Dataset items
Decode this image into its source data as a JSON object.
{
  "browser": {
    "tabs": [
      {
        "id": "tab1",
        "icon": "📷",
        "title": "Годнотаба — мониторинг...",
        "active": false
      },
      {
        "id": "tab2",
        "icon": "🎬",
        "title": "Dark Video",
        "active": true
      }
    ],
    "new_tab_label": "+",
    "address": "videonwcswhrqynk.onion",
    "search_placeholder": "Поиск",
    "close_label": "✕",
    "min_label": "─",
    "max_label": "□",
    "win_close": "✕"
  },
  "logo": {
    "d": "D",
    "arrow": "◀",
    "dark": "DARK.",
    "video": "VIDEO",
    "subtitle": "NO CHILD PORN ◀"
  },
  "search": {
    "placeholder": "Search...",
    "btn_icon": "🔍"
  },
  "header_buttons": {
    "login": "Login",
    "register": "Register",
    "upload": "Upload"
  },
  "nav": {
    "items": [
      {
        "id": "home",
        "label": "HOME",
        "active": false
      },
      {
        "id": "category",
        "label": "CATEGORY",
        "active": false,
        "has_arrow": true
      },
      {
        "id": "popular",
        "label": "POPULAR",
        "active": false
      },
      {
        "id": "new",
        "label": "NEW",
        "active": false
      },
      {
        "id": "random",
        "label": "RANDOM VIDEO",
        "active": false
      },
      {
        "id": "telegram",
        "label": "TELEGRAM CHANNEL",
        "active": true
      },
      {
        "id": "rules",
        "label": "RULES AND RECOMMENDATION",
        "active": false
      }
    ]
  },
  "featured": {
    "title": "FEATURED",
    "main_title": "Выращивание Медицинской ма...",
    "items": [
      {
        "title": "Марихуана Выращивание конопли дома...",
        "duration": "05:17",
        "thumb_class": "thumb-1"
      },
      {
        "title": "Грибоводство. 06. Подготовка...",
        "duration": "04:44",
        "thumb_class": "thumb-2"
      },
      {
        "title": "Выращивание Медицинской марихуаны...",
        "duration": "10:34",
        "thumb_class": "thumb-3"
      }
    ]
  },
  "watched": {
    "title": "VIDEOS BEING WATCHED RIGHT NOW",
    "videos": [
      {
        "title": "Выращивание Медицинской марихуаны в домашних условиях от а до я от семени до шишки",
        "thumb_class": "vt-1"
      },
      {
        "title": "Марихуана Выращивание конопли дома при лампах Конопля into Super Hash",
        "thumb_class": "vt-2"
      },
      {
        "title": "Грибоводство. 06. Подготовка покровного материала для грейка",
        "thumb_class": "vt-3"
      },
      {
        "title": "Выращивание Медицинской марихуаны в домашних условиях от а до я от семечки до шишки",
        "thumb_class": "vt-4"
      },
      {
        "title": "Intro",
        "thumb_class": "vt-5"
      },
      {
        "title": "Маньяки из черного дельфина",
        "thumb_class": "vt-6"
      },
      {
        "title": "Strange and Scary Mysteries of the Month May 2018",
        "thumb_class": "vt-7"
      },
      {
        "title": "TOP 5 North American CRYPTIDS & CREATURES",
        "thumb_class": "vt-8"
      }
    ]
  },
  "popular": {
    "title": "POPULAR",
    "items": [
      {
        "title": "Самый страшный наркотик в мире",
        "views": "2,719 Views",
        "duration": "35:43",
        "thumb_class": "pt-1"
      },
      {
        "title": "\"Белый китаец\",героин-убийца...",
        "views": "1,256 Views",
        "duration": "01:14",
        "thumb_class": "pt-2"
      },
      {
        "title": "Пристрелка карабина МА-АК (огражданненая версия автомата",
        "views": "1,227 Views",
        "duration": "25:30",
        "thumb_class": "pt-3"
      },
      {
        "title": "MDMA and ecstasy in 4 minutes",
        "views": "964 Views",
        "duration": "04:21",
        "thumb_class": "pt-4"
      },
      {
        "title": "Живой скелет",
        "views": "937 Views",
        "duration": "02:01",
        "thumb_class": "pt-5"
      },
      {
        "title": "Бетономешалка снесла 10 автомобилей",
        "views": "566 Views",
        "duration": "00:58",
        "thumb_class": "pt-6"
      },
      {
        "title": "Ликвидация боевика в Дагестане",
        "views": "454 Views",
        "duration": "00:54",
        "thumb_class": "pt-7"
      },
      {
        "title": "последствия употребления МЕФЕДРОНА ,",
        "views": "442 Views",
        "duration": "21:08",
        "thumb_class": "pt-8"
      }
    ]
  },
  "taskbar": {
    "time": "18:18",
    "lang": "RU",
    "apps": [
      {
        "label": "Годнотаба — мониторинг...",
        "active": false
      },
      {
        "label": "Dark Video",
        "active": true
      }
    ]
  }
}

**Required work**
Locate the word "марихуаны" in the entries, and copy every line where it is found.

**Solution for this exercise**
        "title": "Выращивание Медицинской марихуаны...",
        "title": "Выращивание Медицинской марихуаны в домашних условиях от а до я от семени до шишки",
        "title": "Выращивание Медицинской марихуаны в домашних условиях от а до я от семечки до шишки",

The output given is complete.